Stated problem: Using the listing below, copy every line that mentions "File".

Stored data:
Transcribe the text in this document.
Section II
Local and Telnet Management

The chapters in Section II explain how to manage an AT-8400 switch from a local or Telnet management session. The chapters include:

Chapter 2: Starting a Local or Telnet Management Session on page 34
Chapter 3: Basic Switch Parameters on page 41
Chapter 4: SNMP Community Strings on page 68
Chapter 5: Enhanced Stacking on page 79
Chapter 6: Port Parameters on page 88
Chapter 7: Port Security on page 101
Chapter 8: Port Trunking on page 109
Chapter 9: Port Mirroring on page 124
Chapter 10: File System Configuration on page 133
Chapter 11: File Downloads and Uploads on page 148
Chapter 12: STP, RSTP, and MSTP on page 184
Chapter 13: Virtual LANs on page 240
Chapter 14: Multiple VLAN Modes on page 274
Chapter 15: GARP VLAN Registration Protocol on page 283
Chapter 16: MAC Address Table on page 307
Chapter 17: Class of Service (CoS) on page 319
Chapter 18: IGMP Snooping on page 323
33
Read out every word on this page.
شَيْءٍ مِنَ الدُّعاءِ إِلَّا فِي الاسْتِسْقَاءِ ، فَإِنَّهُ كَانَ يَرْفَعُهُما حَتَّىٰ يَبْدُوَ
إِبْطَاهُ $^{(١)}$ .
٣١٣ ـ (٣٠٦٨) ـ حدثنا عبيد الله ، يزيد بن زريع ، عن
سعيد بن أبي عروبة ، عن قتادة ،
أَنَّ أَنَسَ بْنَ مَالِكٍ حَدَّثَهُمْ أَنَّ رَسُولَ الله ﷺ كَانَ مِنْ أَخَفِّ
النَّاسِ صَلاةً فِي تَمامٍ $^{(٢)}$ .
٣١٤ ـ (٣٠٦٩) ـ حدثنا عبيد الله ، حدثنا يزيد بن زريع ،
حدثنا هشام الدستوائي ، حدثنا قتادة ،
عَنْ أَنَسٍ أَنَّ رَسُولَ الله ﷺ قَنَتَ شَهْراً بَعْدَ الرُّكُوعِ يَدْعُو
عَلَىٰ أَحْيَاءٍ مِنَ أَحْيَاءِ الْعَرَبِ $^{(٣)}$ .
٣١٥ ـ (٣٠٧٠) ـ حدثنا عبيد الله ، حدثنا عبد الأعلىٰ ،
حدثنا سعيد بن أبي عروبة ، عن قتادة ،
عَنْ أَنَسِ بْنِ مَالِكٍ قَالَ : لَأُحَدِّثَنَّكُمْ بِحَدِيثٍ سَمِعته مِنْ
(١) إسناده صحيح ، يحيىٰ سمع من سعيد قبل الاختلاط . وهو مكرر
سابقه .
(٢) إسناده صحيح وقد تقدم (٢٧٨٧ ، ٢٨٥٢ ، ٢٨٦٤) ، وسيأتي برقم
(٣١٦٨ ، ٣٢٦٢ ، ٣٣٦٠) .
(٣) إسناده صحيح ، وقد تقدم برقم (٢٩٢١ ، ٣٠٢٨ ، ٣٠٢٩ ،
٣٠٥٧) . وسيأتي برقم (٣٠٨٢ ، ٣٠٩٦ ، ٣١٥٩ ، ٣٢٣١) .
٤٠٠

Written reply:
Chapter 10: File System Configuration on page 133
Chapter 11: File Downloads and Uploads on page 148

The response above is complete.